→ AIM OF THE TASK:
Write out the records word for word, with no pictures.

————————

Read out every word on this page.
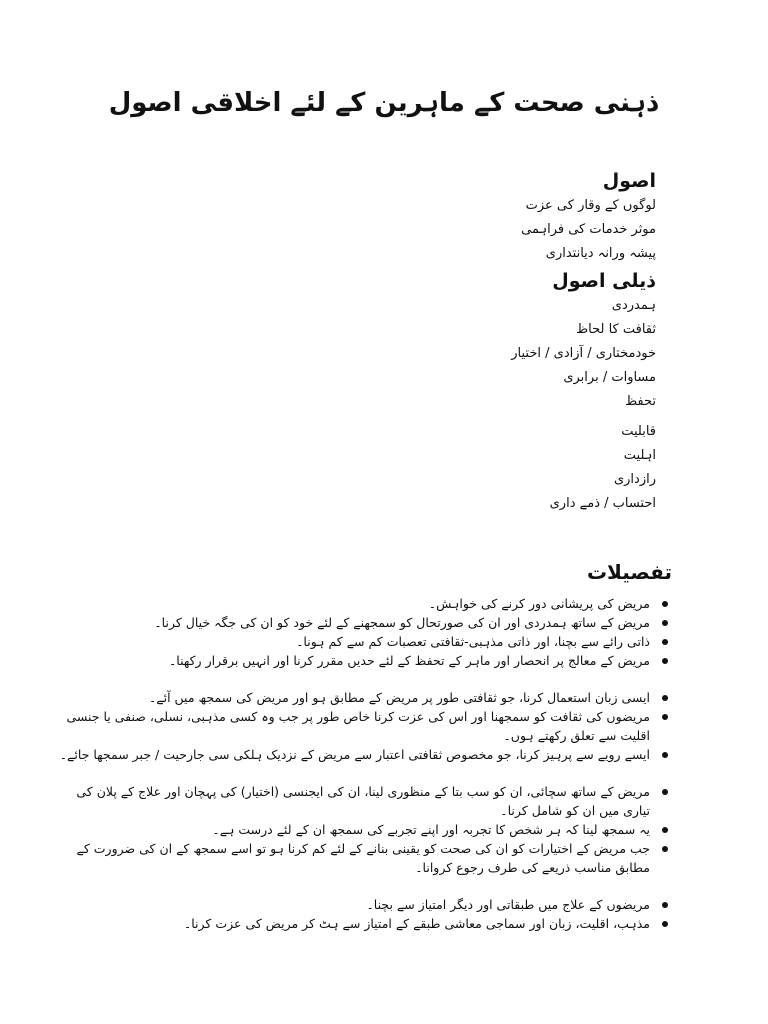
ذہنی صحت کے ماہرین کے لئے اخلاقی اصول

اصول

لوگوں کے وقار کی عزت

موثر خدمات کی فراہمی

پیشہ ورانہ دیانتداری

ذیلی اصول

ہمدردی

ثقافت کا لحاظ

خودمختاری / آزادی / اختیار

مساوات / برابری

تحفظ

قابلیت

اہلیت

رازداری

احتساب / ذمے داری

تفصیلات

مریض کی پریشانی دور کرنے کی خواہش۔
مریض کے ساتھ ہمدردی اور ان کی صورتحال کو سمجھنے کے لئے خود کو ان کی جگہ خیال کرنا۔
ذاتی رائے سے بچنا، اور ذاتی مذہبی-ثقافتی تعصبات کم سے کم ہونا۔
مریض کے معالج پر انحصار اور ماہر کے تحفظ کے لئے حدیں مقرر کرنا اور انہیں برقرار رکھنا۔
ایسی زبان استعمال کرنا، جو ثقافتی طور پر مریض کے مطابق ہو اور مریض کی سمجھ میں آئے۔
مریضوں کی ثقافت کو سمجھنا اور اس کی عزت کرنا خاص طور پر جب وہ کسی مذہبی، نسلی، صنفی یا جنسی اقلیت سے تعلق رکھتے ہوں۔
ایسے رویے سے پرہیز کرنا، جو مخصوص ثقافتی اعتبار سے مریض کے نزدیک ہلکی سی جارحیت / جبر سمجھا جائے۔
مریض کے ساتھ سچائی، ان کو سب بتا کے منظوری لینا، ان کی ایجنسی (اختیار) کی پہچان اور علاج کے پلان کی تیاری میں ان کو شامل کرنا۔
یہ سمجھ لینا کہ ہر شخص کا تجربہ اور اپنے تجربے کی سمجھ ان کے لئے درست ہے۔
جب مریض کے اختیارات کو ان کی صحت کو یقینی بنانے کے لئے کم کرنا ہو تو اسے سمجھ کے ان کی ضرورت کے مطابق مناسب ذریعے کی طرف رجوع کروانا۔
مریضوں کے علاج میں طبقاتی اور دیگر امتیاز سے بچنا۔
مذہب، اقلیت، زبان اور سماجی معاشی طبقے کے امتیاز سے ہٹ کر مریض کی عزت کرنا۔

————————

→ EXERCISE SOLUTION:
Read out every word on this page.
ذہنی صحت کے ماہرین کے لئے اخلاقی اصول

اصول

لوگوں کے وقار کی عزت

موثر خدمات کی فراہمی

پیشہ ورانہ دیانتداری

ذیلی اصول

ہمدردی

ثقافت کا لحاظ

خودمختاری / آزادی / اختیار

مساوات / برابری

تحفظ

قابلیت

اہلیت

رازداری

احتساب / ذمے داری

تفصیلات

مریض کی پریشانی دور کرنے کی خواہش۔
مریض کے ساتھ ہمدردی اور ان کی صورتحال کو سمجھنے کے لئے خود کو ان کی جگہ خیال کرنا۔
ذاتی رائے سے بچنا، اور ذاتی مذہبی-ثقافتی تعصبات کم سے کم ہونا۔
مریض کے معالج پر انحصار اور ماہر کے تحفظ کے لئے حدیں مقرر کرنا اور انہیں برقرار رکھنا۔
ایسی زبان استعمال کرنا، جو ثقافتی طور پر مریض کے مطابق ہو اور مریض کی سمجھ میں آئے۔
مریضوں کی ثقافت کو سمجھنا اور اس کی عزت کرنا خاص طور پر جب وہ کسی مذہبی، نسلی، صنفی یا جنسی اقلیت سے تعلق رکھتے ہوں۔
ایسے رویے سے پرہیز کرنا، جو مخصوص ثقافتی اعتبار سے مریض کے نزدیک ہلکی سی جارحیت / جبر سمجھا جائے۔
مریض کے ساتھ سچائی، ان کو سب بتا کے منظوری لینا، ان کی ایجنسی (اختیار) کی پہچان اور علاج کے پلان کی تیاری میں ان کو شامل کرنا۔
یہ سمجھ لینا کہ ہر شخص کا تجربہ اور اپنے تجربے کی سمجھ ان کے لئے درست ہے۔
جب مریض کے اختیارات کو ان کی صحت کو یقینی بنانے کے لئے کم کرنا ہو تو اسے سمجھ کے ان کی ضرورت کے مطابق مناسب ذریعے کی طرف رجوع کروانا۔
مریضوں کے علاج میں طبقاتی اور دیگر امتیاز سے بچنا۔
مذہب، اقلیت، زبان اور سماجی معاشی طبقے کے امتیاز سے ہٹ کر مریض کی عزت کرنا۔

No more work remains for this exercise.